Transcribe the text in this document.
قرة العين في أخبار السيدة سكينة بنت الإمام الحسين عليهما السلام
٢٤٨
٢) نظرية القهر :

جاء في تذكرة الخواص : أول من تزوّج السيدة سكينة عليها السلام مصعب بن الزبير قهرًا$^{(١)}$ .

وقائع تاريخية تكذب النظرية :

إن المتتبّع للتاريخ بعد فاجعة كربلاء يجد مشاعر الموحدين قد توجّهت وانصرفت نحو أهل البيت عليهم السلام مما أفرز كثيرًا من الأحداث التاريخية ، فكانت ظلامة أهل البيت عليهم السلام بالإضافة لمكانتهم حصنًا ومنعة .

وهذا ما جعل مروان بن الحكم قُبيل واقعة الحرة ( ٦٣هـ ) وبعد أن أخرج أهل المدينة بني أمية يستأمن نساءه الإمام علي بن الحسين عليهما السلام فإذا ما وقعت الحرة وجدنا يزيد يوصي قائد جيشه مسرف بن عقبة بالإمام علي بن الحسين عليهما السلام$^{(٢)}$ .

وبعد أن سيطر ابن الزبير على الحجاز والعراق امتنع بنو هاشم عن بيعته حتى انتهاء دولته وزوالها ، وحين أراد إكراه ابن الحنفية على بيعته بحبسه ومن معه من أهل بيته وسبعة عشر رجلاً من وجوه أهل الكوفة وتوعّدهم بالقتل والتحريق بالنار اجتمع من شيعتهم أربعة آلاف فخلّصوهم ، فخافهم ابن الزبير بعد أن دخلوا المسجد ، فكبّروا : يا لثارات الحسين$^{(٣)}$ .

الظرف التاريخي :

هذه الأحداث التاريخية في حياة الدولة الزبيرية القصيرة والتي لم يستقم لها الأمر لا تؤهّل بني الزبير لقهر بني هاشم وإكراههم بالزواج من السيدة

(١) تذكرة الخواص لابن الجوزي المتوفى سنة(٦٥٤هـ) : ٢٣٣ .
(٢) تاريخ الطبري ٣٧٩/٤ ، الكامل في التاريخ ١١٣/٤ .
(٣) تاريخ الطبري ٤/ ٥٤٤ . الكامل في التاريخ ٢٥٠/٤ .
^^^^^^^^
EXERCISE DIRECTIONS>
Transcribe all of the lines in the records precisely.

WRITTEN REPLY>
Transcribe the text in this document.
قرة العين في أخبار السيدة سكينة بنت الإمام الحسين عليهما السلام
٢٤٨
٢) نظرية القهر :

جاء في تذكرة الخواص : أول من تزوّج السيدة سكينة عليها السلام مصعب بن الزبير قهرًا$^{(١)}$ .

وقائع تاريخية تكذب النظرية :

إن المتتبّع للتاريخ بعد فاجعة كربلاء يجد مشاعر الموحدين قد توجّهت وانصرفت نحو أهل البيت عليهم السلام مما أفرز كثيرًا من الأحداث التاريخية ، فكانت ظلامة أهل البيت عليهم السلام بالإضافة لمكانتهم حصنًا ومنعة .

وهذا ما جعل مروان بن الحكم قُبيل واقعة الحرة ( ٦٣هـ ) وبعد أن أخرج أهل المدينة بني أمية يستأمن نساءه الإمام علي بن الحسين عليهما السلام فإذا ما وقعت الحرة وجدنا يزيد يوصي قائد جيشه مسرف بن عقبة بالإمام علي بن الحسين عليهما السلام$^{(٢)}$ .

وبعد أن سيطر ابن الزبير على الحجاز والعراق امتنع بنو هاشم عن بيعته حتى انتهاء دولته وزوالها ، وحين أراد إكراه ابن الحنفية على بيعته بحبسه ومن معه من أهل بيته وسبعة عشر رجلاً من وجوه أهل الكوفة وتوعّدهم بالقتل والتحريق بالنار اجتمع من شيعتهم أربعة آلاف فخلّصوهم ، فخافهم ابن الزبير بعد أن دخلوا المسجد ، فكبّروا : يا لثارات الحسين$^{(٣)}$ .

الظرف التاريخي :

هذه الأحداث التاريخية في حياة الدولة الزبيرية القصيرة والتي لم يستقم لها الأمر لا تؤهّل بني الزبير لقهر بني هاشم وإكراههم بالزواج من السيدة

(١) تذكرة الخواص لابن الجوزي المتوفى سنة(٦٥٤هـ) : ٢٣٣ .
(٢) تاريخ الطبري ٣٧٩/٤ ، الكامل في التاريخ ١١٣/٤ .
(٣) تاريخ الطبري ٤/ ٥٤٤ . الكامل في التاريخ ٢٥٠/٤ .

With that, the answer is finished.